> Task requirements: Quote the data below in full, minus the images.

>> begin

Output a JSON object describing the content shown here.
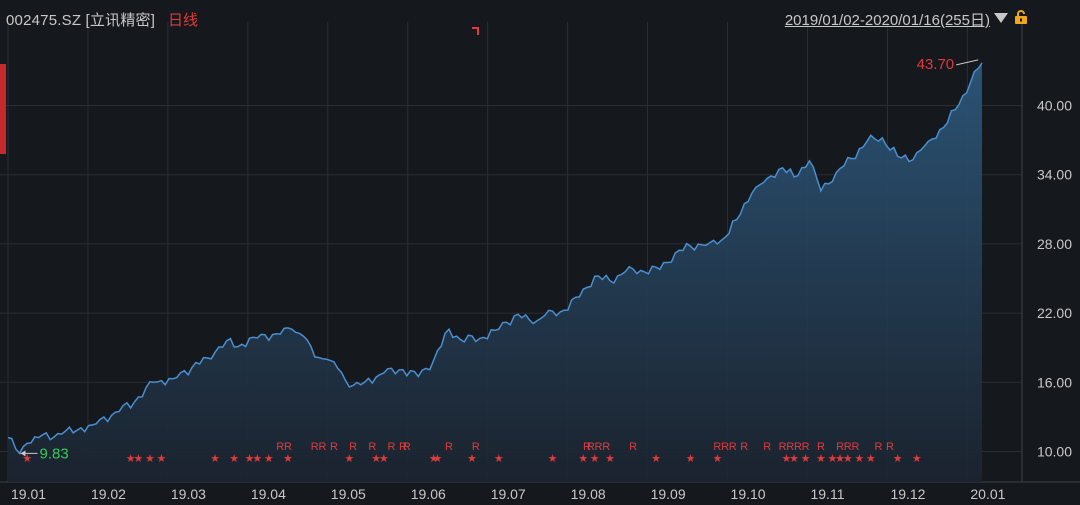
{
  "header": {
    "ticker": "002475.SZ [立讯精密]",
    "period": "日线",
    "range": "2019/01/02-2020/01/16(255日)"
  },
  "colors": {
    "line": "#4a8fd0",
    "fill_top": "#2c5679",
    "price_max": "#e03a3a",
    "price_min": "#33cc55",
    "marker": "#e03a3a",
    "grid": "#2a2f36",
    "text": "#c8c8c8"
  },
  "chart_data": {
    "type": "area",
    "title": "",
    "xlabel": "",
    "ylabel": "",
    "x_tick_labels": [
      "19.01",
      "19.02",
      "19.03",
      "19.04",
      "19.05",
      "19.06",
      "19.07",
      "19.08",
      "19.09",
      "19.10",
      "19.11",
      "19.12",
      "20.01"
    ],
    "y_ticks": [
      10,
      16,
      22,
      28,
      34,
      40
    ],
    "y_tick_labels": [
      "10.00",
      "16.00",
      "22.00",
      "28.00",
      "34.00",
      "40.00"
    ],
    "ylim": [
      7.35,
      46.55
    ],
    "x_index_range": [
      0,
      254
    ],
    "grid": true,
    "annotations": {
      "max": {
        "label": "43.70",
        "value": 43.7,
        "index": 253
      },
      "min": {
        "label": "9.83",
        "value": 9.83,
        "index": 3
      }
    },
    "series": [
      {
        "points": [
          [
            0,
            11.2
          ],
          [
            3,
            9.83
          ],
          [
            5,
            10.7
          ],
          [
            8,
            11.2
          ],
          [
            14,
            11.5
          ],
          [
            22,
            12.3
          ],
          [
            28,
            13.4
          ],
          [
            33,
            14.3
          ],
          [
            38,
            16.0
          ],
          [
            43,
            16.3
          ],
          [
            48,
            17.3
          ],
          [
            52,
            18.1
          ],
          [
            57,
            19.6
          ],
          [
            60,
            19.1
          ],
          [
            64,
            19.9
          ],
          [
            70,
            20.2
          ],
          [
            74,
            20.6
          ],
          [
            77,
            20.0
          ],
          [
            80,
            18.2
          ],
          [
            83,
            18.0
          ],
          [
            86,
            17.2
          ],
          [
            89,
            15.6
          ],
          [
            93,
            16.0
          ],
          [
            98,
            16.8
          ],
          [
            103,
            17.1
          ],
          [
            107,
            16.5
          ],
          [
            111,
            17.9
          ],
          [
            115,
            20.6
          ],
          [
            118,
            19.7
          ],
          [
            123,
            19.8
          ],
          [
            127,
            20.5
          ],
          [
            130,
            21.2
          ],
          [
            133,
            21.9
          ],
          [
            137,
            21.1
          ],
          [
            140,
            21.8
          ],
          [
            144,
            22.1
          ],
          [
            149,
            23.4
          ],
          [
            153,
            25.2
          ],
          [
            157,
            24.8
          ],
          [
            161,
            25.6
          ],
          [
            165,
            25.7
          ],
          [
            170,
            25.8
          ],
          [
            174,
            27.2
          ],
          [
            178,
            27.8
          ],
          [
            183,
            28.1
          ],
          [
            186,
            28.3
          ],
          [
            190,
            30.1
          ],
          [
            194,
            32.4
          ],
          [
            198,
            33.7
          ],
          [
            202,
            34.6
          ],
          [
            205,
            33.8
          ],
          [
            209,
            35.2
          ],
          [
            212,
            32.6
          ],
          [
            216,
            34.2
          ],
          [
            220,
            35.4
          ],
          [
            224,
            36.9
          ],
          [
            228,
            37.2
          ],
          [
            232,
            35.6
          ],
          [
            236,
            35.3
          ],
          [
            240,
            36.9
          ],
          [
            244,
            38.1
          ],
          [
            248,
            40.1
          ],
          [
            251,
            42.0
          ],
          [
            254,
            43.7
          ]
        ]
      }
    ],
    "markers": {
      "star_dates": [
        5,
        32,
        34,
        37,
        40,
        54,
        59,
        63,
        65,
        68,
        73,
        89,
        96,
        98,
        111,
        112,
        121,
        128,
        142,
        150,
        153,
        157,
        169,
        178,
        185,
        203,
        205,
        208,
        212,
        215,
        217,
        219,
        222,
        225,
        232,
        237
      ],
      "r_dates": [
        71,
        73,
        80,
        82,
        85,
        90,
        95,
        100,
        103,
        104,
        115,
        122,
        151,
        152,
        154,
        156,
        163,
        185,
        187,
        189,
        192,
        198,
        202,
        204,
        206,
        208,
        212,
        217,
        219,
        221,
        227,
        230
      ]
    },
    "marker_labels": {
      "star": "★",
      "r": "R"
    }
  }
}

>> end

> Result below:
Output a JSON object describing the content shown here.
{
  "header": {
    "ticker": "002475.SZ [立讯精密]",
    "period": "日线",
    "range": "2019/01/02-2020/01/16(255日)"
  },
  "colors": {
    "line": "#4a8fd0",
    "fill_top": "#2c5679",
    "price_max": "#e03a3a",
    "price_min": "#33cc55",
    "marker": "#e03a3a",
    "grid": "#2a2f36",
    "text": "#c8c8c8"
  },
  "chart_data": {
    "type": "area",
    "title": "",
    "xlabel": "",
    "ylabel": "",
    "x_tick_labels": [
      "19.01",
      "19.02",
      "19.03",
      "19.04",
      "19.05",
      "19.06",
      "19.07",
      "19.08",
      "19.09",
      "19.10",
      "19.11",
      "19.12",
      "20.01"
    ],
    "y_ticks": [
      10,
      16,
      22,
      28,
      34,
      40
    ],
    "y_tick_labels": [
      "10.00",
      "16.00",
      "22.00",
      "28.00",
      "34.00",
      "40.00"
    ],
    "ylim": [
      7.35,
      46.55
    ],
    "x_index_range": [
      0,
      254
    ],
    "grid": true,
    "annotations": {
      "max": {
        "label": "43.70",
        "value": 43.7,
        "index": 253
      },
      "min": {
        "label": "9.83",
        "value": 9.83,
        "index": 3
      }
    },
    "series": [
      {
        "points": [
          [
            0,
            11.2
          ],
          [
            3,
            9.83
          ],
          [
            5,
            10.7
          ],
          [
            8,
            11.2
          ],
          [
            14,
            11.5
          ],
          [
            22,
            12.3
          ],
          [
            28,
            13.4
          ],
          [
            33,
            14.3
          ],
          [
            38,
            16.0
          ],
          [
            43,
            16.3
          ],
          [
            48,
            17.3
          ],
          [
            52,
            18.1
          ],
          [
            57,
            19.6
          ],
          [
            60,
            19.1
          ],
          [
            64,
            19.9
          ],
          [
            70,
            20.2
          ],
          [
            74,
            20.6
          ],
          [
            77,
            20.0
          ],
          [
            80,
            18.2
          ],
          [
            83,
            18.0
          ],
          [
            86,
            17.2
          ],
          [
            89,
            15.6
          ],
          [
            93,
            16.0
          ],
          [
            98,
            16.8
          ],
          [
            103,
            17.1
          ],
          [
            107,
            16.5
          ],
          [
            111,
            17.9
          ],
          [
            115,
            20.6
          ],
          [
            118,
            19.7
          ],
          [
            123,
            19.8
          ],
          [
            127,
            20.5
          ],
          [
            130,
            21.2
          ],
          [
            133,
            21.9
          ],
          [
            137,
            21.1
          ],
          [
            140,
            21.8
          ],
          [
            144,
            22.1
          ],
          [
            149,
            23.4
          ],
          [
            153,
            25.2
          ],
          [
            157,
            24.8
          ],
          [
            161,
            25.6
          ],
          [
            165,
            25.7
          ],
          [
            170,
            25.8
          ],
          [
            174,
            27.2
          ],
          [
            178,
            27.8
          ],
          [
            183,
            28.1
          ],
          [
            186,
            28.3
          ],
          [
            190,
            30.1
          ],
          [
            194,
            32.4
          ],
          [
            198,
            33.7
          ],
          [
            202,
            34.6
          ],
          [
            205,
            33.8
          ],
          [
            209,
            35.2
          ],
          [
            212,
            32.6
          ],
          [
            216,
            34.2
          ],
          [
            220,
            35.4
          ],
          [
            224,
            36.9
          ],
          [
            228,
            37.2
          ],
          [
            232,
            35.6
          ],
          [
            236,
            35.3
          ],
          [
            240,
            36.9
          ],
          [
            244,
            38.1
          ],
          [
            248,
            40.1
          ],
          [
            251,
            42.0
          ],
          [
            254,
            43.7
          ]
        ]
      }
    ],
    "markers": {
      "star_dates": [
        5,
        32,
        34,
        37,
        40,
        54,
        59,
        63,
        65,
        68,
        73,
        89,
        96,
        98,
        111,
        112,
        121,
        128,
        142,
        150,
        153,
        157,
        169,
        178,
        185,
        203,
        205,
        208,
        212,
        215,
        217,
        219,
        222,
        225,
        232,
        237
      ],
      "r_dates": [
        71,
        73,
        80,
        82,
        85,
        90,
        95,
        100,
        103,
        104,
        115,
        122,
        151,
        152,
        154,
        156,
        163,
        185,
        187,
        189,
        192,
        198,
        202,
        204,
        206,
        208,
        212,
        217,
        219,
        221,
        227,
        230
      ]
    },
    "marker_labels": {
      "star": "★",
      "r": "R"
    }
  }
}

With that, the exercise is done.